• **REQUIREMENTS**
How many lines hold the string "Instruct"? Reply with the number alone.

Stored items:
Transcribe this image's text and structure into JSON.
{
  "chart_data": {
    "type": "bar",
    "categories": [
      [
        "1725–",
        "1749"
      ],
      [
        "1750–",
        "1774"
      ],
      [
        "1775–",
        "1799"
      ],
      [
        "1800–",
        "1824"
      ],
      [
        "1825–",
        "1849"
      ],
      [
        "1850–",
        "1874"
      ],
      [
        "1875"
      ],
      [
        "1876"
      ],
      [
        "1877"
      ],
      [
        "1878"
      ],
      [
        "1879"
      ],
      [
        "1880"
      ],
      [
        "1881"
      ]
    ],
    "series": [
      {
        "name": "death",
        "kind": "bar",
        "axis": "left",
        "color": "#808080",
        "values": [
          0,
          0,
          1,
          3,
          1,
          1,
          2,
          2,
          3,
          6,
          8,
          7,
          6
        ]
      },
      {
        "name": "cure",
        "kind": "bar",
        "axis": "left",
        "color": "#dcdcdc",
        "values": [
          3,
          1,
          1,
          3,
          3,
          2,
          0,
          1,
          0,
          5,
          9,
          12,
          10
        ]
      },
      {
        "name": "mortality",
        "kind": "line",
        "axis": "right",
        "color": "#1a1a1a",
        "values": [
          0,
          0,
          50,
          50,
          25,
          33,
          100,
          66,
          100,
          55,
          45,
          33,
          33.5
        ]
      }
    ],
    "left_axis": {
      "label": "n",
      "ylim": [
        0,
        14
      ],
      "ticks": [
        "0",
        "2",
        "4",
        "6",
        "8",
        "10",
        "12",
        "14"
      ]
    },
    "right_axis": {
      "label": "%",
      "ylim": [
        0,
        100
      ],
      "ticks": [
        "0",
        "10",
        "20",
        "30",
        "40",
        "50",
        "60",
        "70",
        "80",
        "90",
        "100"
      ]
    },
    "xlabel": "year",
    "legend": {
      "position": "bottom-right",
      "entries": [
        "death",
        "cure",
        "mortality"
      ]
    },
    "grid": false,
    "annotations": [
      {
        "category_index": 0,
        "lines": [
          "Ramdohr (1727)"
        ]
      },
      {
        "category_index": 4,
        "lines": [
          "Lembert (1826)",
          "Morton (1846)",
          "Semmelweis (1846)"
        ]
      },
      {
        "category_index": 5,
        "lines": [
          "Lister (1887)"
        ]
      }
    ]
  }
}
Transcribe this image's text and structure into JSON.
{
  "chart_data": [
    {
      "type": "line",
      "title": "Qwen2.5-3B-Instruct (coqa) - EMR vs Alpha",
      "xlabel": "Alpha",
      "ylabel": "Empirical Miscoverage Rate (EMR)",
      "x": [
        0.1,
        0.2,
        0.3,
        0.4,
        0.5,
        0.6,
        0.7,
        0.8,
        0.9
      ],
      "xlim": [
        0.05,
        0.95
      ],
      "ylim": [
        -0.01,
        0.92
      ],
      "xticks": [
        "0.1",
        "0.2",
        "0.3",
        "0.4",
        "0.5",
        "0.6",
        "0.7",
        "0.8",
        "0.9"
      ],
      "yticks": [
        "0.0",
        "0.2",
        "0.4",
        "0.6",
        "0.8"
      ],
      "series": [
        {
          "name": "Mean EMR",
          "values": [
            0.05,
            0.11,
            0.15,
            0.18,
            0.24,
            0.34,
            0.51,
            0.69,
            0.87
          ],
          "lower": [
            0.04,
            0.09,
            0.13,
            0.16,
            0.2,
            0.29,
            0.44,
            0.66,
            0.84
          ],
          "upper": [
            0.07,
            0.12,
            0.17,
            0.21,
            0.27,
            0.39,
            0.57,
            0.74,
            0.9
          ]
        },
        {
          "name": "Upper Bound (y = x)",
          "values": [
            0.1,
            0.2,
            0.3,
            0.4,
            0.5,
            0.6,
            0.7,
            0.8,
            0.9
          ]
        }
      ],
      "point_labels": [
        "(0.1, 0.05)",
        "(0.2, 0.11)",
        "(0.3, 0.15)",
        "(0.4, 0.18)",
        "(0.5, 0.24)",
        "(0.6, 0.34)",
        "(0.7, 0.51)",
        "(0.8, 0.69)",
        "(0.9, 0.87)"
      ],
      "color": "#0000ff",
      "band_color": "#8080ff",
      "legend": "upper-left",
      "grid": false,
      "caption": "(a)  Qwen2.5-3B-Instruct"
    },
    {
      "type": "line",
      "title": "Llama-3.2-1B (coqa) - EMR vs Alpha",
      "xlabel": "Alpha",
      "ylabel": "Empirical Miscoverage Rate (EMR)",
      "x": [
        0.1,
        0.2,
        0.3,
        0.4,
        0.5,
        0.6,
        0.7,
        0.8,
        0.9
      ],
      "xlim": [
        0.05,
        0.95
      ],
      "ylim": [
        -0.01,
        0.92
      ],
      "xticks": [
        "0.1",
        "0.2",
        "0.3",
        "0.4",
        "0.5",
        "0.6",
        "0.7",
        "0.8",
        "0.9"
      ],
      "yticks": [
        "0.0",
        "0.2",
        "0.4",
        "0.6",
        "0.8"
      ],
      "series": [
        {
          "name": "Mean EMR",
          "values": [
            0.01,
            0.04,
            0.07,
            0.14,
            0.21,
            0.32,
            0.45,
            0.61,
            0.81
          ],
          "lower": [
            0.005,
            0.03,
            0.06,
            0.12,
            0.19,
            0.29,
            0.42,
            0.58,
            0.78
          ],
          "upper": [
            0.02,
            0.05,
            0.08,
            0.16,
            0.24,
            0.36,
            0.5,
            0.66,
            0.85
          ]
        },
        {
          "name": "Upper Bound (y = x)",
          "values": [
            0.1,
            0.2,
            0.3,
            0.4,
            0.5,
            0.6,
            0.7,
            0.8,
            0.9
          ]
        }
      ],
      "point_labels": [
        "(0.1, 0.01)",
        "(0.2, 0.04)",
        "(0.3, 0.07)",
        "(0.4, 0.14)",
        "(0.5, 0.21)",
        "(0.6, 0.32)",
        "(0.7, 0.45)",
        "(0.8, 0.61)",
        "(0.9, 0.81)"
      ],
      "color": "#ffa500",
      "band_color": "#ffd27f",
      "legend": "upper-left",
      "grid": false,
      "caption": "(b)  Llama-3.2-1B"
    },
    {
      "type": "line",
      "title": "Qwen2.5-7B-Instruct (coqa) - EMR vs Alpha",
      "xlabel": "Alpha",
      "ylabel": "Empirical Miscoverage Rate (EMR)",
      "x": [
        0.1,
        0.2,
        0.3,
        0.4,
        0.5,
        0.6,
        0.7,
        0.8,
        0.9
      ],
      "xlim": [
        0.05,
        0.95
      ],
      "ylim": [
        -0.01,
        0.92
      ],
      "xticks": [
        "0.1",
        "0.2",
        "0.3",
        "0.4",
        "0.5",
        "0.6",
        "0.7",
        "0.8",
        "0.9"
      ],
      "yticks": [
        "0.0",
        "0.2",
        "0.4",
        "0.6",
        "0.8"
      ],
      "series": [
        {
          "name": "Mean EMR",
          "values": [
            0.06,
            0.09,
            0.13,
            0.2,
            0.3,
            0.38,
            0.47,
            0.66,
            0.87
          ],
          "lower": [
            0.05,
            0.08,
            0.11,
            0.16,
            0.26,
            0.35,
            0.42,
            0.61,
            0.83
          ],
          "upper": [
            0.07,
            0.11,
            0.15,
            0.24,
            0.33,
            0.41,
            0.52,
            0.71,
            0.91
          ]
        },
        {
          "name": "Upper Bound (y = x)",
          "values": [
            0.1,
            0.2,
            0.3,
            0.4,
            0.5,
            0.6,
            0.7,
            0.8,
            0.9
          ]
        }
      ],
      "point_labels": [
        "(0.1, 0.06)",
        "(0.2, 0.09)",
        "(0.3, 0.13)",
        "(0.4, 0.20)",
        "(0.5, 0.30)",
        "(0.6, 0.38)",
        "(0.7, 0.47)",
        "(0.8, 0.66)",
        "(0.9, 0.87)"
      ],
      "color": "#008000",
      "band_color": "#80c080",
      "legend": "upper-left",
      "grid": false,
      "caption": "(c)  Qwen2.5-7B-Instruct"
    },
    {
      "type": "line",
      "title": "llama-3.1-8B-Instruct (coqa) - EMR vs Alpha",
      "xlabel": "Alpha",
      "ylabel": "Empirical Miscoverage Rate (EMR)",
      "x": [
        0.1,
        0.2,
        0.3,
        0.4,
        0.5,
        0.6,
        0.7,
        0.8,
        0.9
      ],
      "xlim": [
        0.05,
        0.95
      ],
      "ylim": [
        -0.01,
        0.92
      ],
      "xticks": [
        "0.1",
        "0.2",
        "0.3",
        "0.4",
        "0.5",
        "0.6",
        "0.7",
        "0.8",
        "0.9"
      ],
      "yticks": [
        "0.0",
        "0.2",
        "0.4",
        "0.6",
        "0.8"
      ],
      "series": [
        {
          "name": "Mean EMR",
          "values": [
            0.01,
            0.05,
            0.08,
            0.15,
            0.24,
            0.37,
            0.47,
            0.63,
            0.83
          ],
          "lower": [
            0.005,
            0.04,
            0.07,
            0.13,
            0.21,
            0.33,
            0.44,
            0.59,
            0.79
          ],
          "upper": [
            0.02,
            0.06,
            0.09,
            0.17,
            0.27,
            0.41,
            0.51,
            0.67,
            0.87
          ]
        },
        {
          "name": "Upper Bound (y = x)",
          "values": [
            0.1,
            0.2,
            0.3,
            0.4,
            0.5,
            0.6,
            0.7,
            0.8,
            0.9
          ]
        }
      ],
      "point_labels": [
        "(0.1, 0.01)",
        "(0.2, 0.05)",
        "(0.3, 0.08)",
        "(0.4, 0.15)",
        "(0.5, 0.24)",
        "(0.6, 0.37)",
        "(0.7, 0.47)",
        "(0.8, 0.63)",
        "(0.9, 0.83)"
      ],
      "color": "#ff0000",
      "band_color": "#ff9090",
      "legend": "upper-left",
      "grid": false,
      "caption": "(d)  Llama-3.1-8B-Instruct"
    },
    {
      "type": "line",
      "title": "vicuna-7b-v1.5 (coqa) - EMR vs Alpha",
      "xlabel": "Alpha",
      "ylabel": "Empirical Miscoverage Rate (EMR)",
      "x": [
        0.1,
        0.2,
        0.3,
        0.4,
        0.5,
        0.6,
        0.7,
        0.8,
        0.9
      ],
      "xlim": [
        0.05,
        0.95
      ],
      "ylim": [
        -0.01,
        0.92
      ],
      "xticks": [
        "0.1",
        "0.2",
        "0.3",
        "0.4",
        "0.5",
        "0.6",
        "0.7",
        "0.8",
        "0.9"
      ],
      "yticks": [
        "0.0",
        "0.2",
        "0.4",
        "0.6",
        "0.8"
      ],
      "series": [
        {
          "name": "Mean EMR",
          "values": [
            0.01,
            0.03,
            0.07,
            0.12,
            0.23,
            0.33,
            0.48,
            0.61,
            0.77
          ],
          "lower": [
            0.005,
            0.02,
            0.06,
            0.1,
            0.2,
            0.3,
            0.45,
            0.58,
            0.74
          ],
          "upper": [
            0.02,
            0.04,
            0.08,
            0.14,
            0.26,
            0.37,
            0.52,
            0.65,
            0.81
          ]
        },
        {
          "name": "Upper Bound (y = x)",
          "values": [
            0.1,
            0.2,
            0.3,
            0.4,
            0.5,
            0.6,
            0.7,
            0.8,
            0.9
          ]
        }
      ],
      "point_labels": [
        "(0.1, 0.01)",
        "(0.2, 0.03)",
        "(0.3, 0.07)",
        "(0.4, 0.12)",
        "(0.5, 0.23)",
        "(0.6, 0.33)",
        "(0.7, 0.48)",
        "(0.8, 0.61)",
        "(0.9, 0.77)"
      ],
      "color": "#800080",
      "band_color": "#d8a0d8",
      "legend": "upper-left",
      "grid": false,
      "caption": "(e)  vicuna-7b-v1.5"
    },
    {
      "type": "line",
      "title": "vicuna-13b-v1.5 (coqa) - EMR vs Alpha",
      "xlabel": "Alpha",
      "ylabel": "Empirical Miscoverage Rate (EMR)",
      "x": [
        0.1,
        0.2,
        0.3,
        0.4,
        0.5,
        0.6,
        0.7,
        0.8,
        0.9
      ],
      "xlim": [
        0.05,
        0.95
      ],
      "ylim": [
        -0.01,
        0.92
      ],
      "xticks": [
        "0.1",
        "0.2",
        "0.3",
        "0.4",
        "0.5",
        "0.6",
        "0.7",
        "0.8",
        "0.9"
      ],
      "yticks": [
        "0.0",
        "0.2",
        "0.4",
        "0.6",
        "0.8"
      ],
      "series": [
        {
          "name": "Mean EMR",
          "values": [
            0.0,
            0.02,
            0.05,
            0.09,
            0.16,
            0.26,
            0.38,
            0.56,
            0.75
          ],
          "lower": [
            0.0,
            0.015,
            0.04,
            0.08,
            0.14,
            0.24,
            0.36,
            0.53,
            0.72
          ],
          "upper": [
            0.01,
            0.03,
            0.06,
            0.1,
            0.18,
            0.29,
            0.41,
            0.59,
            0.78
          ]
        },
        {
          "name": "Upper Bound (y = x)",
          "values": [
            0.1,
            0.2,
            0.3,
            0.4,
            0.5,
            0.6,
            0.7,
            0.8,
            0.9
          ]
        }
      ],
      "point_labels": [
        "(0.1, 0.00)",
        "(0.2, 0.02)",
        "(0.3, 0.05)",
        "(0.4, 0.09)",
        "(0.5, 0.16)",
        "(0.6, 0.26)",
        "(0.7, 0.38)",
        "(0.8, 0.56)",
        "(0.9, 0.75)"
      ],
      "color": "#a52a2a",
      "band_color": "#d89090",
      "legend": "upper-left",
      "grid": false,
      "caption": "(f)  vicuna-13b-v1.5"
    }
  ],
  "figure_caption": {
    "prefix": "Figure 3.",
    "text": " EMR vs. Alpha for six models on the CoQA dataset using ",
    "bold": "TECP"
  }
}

• **EXERCISE SOLUTION**
6